→ **Task directions**
Please transcribe the listing below in full and word for word, without its pictures.
******************************
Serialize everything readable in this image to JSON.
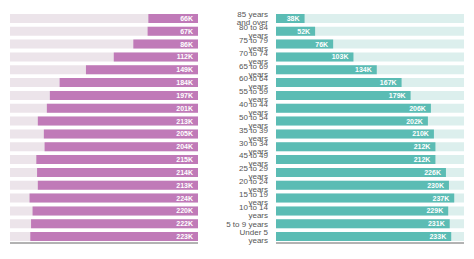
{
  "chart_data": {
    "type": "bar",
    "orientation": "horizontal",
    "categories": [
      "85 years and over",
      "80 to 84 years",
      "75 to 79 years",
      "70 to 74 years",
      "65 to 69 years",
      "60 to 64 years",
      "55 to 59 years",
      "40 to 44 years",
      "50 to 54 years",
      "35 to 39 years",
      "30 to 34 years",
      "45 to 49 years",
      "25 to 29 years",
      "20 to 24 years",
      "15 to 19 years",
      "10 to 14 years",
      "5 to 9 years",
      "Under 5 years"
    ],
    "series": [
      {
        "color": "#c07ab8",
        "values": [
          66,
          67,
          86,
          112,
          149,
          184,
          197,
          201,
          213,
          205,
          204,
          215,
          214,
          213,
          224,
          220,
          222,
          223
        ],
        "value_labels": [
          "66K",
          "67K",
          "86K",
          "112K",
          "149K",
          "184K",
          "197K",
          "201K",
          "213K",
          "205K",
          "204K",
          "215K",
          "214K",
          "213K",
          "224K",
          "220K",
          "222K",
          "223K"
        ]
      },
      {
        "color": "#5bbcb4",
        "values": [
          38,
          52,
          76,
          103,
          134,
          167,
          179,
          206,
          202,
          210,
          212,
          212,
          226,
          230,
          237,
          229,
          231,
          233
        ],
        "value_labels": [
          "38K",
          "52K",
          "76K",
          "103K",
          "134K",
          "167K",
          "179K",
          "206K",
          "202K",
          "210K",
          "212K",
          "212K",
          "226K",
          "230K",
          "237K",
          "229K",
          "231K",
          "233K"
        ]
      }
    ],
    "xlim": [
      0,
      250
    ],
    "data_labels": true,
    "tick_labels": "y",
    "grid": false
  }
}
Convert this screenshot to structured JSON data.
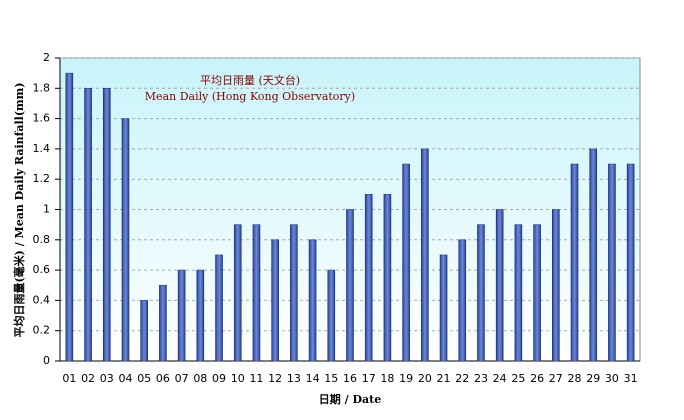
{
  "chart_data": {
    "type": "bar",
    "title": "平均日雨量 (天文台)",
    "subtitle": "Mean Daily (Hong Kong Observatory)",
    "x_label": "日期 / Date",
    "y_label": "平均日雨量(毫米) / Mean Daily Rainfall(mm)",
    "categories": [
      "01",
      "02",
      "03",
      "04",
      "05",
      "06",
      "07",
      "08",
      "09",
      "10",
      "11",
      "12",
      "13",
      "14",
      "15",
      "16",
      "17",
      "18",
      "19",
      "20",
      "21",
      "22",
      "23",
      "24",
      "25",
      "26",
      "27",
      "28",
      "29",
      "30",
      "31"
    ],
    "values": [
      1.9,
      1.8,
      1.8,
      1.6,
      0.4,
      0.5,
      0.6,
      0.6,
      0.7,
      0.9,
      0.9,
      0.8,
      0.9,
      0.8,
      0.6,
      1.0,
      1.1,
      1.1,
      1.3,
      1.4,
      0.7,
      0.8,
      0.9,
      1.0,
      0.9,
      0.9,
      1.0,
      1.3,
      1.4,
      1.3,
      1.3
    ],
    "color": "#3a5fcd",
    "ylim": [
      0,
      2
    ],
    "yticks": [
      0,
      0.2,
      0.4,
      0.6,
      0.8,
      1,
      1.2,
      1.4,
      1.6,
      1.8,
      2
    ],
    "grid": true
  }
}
******************************
→ **Exercise result**
Serialize everything readable in this image to JSON.
{
  "chart_data": {
    "type": "bar",
    "orientation": "horizontal",
    "categories": [
      "85 years and over",
      "80 to 84 years",
      "75 to 79 years",
      "70 to 74 years",
      "65 to 69 years",
      "60 to 64 years",
      "55 to 59 years",
      "40 to 44 years",
      "50 to 54 years",
      "35 to 39 years",
      "30 to 34 years",
      "45 to 49 years",
      "25 to 29 years",
      "20 to 24 years",
      "15 to 19 years",
      "10 to 14 years",
      "5 to 9 years",
      "Under 5 years"
    ],
    "series": [
      {
        "color": "#c07ab8",
        "values": [
          66,
          67,
          86,
          112,
          149,
          184,
          197,
          201,
          213,
          205,
          204,
          215,
          214,
          213,
          224,
          220,
          222,
          223
        ],
        "value_labels": [
          "66K",
          "67K",
          "86K",
          "112K",
          "149K",
          "184K",
          "197K",
          "201K",
          "213K",
          "205K",
          "204K",
          "215K",
          "214K",
          "213K",
          "224K",
          "220K",
          "222K",
          "223K"
        ]
      },
      {
        "color": "#5bbcb4",
        "values": [
          38,
          52,
          76,
          103,
          134,
          167,
          179,
          206,
          202,
          210,
          212,
          212,
          226,
          230,
          237,
          229,
          231,
          233
        ],
        "value_labels": [
          "38K",
          "52K",
          "76K",
          "103K",
          "134K",
          "167K",
          "179K",
          "206K",
          "202K",
          "210K",
          "212K",
          "212K",
          "226K",
          "230K",
          "237K",
          "229K",
          "231K",
          "233K"
        ]
      }
    ],
    "xlim": [
      0,
      250
    ],
    "data_labels": true,
    "tick_labels": "y",
    "grid": false
  }
}
Convert this screenshot to structured JSON data.
{
  "chart_data": {
    "type": "bar",
    "title": "平均日雨量 (天文台)",
    "subtitle": "Mean Daily (Hong Kong Observatory)",
    "x_label": "日期 / Date",
    "y_label": "平均日雨量(毫米) / Mean Daily Rainfall(mm)",
    "categories": [
      "01",
      "02",
      "03",
      "04",
      "05",
      "06",
      "07",
      "08",
      "09",
      "10",
      "11",
      "12",
      "13",
      "14",
      "15",
      "16",
      "17",
      "18",
      "19",
      "20",
      "21",
      "22",
      "23",
      "24",
      "25",
      "26",
      "27",
      "28",
      "29",
      "30",
      "31"
    ],
    "values": [
      1.9,
      1.8,
      1.8,
      1.6,
      0.4,
      0.5,
      0.6,
      0.6,
      0.7,
      0.9,
      0.9,
      0.8,
      0.9,
      0.8,
      0.6,
      1.0,
      1.1,
      1.1,
      1.3,
      1.4,
      0.7,
      0.8,
      0.9,
      1.0,
      0.9,
      0.9,
      1.0,
      1.3,
      1.4,
      1.3,
      1.3
    ],
    "color": "#3a5fcd",
    "ylim": [
      0,
      2
    ],
    "yticks": [
      0,
      0.2,
      0.4,
      0.6,
      0.8,
      1,
      1.2,
      1.4,
      1.6,
      1.8,
      2
    ],
    "grid": true
  }
}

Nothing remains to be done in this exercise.